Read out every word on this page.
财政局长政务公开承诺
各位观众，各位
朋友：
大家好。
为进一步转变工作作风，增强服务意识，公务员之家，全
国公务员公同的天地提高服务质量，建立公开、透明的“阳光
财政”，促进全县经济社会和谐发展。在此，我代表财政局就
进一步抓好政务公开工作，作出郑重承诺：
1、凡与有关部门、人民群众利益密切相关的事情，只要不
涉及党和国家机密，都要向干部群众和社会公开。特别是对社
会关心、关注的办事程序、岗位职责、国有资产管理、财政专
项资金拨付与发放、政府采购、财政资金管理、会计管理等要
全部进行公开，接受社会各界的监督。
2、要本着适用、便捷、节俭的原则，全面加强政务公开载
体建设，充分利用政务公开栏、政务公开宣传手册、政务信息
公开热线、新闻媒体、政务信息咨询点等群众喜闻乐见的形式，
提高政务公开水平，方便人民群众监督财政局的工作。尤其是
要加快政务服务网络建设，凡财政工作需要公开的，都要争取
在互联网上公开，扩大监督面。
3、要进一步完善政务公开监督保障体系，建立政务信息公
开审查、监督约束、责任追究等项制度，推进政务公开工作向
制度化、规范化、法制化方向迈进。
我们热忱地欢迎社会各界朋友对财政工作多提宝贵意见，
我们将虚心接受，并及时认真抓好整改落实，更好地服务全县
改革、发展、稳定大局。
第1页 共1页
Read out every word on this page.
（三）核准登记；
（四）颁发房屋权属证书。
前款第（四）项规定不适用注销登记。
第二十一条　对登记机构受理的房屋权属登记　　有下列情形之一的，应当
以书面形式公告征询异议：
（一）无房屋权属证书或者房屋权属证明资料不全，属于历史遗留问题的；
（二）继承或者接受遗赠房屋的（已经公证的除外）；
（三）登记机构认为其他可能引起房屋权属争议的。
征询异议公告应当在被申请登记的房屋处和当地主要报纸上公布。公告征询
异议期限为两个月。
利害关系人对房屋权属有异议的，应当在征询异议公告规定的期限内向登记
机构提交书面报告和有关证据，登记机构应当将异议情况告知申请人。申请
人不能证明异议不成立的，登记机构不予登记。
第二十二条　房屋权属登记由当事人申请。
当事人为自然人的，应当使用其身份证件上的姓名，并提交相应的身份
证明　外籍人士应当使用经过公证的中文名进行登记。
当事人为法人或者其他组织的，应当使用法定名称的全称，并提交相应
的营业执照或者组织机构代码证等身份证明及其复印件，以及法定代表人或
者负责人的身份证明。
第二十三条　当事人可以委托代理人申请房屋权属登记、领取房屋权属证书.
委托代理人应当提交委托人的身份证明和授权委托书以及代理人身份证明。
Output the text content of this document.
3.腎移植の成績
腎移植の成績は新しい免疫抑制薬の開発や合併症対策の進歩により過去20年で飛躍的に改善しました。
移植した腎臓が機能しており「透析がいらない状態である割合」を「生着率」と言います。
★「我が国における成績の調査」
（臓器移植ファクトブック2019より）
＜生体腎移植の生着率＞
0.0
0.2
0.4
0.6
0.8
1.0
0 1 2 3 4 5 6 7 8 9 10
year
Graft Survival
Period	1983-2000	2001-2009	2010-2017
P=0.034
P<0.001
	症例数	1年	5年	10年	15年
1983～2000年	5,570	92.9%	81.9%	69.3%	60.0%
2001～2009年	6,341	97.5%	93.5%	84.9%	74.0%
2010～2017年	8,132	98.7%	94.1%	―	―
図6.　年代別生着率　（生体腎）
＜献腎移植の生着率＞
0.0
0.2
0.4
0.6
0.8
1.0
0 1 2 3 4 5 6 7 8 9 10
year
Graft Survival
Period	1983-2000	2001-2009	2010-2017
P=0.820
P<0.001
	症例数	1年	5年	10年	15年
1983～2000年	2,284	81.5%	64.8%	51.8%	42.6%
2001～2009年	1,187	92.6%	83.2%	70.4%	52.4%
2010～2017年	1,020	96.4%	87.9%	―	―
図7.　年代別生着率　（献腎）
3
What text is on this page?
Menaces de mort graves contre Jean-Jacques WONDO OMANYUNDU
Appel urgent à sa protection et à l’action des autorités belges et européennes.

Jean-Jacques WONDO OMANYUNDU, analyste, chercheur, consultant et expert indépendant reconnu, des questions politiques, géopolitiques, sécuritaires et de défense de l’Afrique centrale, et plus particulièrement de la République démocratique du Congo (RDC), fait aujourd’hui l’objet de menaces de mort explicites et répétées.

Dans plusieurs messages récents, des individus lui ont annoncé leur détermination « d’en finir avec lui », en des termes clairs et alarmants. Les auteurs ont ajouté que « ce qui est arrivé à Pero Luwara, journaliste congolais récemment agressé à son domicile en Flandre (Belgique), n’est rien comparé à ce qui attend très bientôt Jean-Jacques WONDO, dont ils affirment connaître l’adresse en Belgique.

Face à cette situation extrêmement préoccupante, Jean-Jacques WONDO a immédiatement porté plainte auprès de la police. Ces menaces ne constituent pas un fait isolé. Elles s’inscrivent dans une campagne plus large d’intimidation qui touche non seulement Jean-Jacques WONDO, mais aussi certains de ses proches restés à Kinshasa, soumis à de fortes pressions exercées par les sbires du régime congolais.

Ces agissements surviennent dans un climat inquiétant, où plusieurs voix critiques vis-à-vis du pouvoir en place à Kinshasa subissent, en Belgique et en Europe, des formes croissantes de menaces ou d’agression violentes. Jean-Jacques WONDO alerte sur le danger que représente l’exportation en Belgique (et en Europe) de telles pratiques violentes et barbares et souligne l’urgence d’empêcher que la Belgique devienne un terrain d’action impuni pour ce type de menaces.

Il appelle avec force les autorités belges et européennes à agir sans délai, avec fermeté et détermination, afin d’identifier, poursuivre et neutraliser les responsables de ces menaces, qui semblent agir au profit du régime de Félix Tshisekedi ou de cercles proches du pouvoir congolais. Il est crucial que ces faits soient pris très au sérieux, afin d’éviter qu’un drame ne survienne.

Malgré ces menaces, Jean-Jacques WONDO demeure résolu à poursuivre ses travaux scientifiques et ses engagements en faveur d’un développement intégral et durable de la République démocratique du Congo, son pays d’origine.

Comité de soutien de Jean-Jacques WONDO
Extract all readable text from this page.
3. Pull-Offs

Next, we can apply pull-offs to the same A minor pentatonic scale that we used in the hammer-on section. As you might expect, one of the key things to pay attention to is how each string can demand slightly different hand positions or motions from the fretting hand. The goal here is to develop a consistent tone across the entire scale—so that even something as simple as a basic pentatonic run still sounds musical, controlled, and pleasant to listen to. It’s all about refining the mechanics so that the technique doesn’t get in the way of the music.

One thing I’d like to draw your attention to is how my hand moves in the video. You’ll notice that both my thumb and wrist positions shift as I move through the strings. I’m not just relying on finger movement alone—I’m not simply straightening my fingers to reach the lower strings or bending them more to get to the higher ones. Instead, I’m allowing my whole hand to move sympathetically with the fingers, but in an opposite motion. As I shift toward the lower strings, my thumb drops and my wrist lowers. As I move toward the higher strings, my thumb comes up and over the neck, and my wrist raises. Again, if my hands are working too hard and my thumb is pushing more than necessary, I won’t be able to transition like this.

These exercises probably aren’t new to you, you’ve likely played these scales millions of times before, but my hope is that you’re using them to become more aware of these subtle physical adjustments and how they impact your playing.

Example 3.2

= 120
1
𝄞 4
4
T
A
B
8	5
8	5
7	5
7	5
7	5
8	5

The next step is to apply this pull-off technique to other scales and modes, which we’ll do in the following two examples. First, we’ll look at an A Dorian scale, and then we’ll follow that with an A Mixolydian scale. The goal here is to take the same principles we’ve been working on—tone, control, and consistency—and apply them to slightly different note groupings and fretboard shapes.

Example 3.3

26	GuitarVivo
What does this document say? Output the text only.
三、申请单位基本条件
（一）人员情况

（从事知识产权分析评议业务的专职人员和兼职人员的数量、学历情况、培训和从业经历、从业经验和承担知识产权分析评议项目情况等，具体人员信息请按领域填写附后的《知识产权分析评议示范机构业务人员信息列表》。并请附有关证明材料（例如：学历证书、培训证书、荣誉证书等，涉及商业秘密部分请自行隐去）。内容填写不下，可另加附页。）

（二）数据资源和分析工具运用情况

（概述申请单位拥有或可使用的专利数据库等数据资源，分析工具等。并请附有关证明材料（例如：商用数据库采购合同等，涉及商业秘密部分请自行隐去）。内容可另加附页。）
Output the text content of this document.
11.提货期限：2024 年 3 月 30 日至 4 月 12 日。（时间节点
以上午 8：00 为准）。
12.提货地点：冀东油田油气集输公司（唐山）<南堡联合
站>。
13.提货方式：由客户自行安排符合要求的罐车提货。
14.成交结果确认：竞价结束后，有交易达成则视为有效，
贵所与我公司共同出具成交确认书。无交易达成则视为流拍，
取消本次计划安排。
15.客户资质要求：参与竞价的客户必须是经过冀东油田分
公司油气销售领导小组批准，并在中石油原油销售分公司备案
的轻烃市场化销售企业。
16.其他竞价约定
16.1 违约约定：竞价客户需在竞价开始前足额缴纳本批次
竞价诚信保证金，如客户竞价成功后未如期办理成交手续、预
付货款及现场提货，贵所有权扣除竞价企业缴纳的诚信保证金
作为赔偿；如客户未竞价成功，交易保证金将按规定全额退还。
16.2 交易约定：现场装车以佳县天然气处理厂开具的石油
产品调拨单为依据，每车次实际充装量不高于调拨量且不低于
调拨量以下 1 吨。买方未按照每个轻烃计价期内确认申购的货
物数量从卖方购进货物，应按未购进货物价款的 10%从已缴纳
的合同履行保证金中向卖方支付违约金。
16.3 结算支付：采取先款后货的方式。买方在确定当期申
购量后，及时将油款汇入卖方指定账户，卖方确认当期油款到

::::::

Write out every line of the listing that holds the word "from".

**The completed task**
Extract all readable text from this page.
Next, we can apply pull-offs to the same A minor pentatonic scale that we used in the hammer-on section. As you might expect, one of the key things to pay attention to is how each string can demand slightly different hand positions or motions from the fretting hand. The goal here is to develop a consistent tone across the entire scale—so that even something as simple as a basic pentatonic run still sounds musical, controlled, and pleasant to listen to. It’s all about refining the mechanics so that the technique doesn’t get in the way of the music.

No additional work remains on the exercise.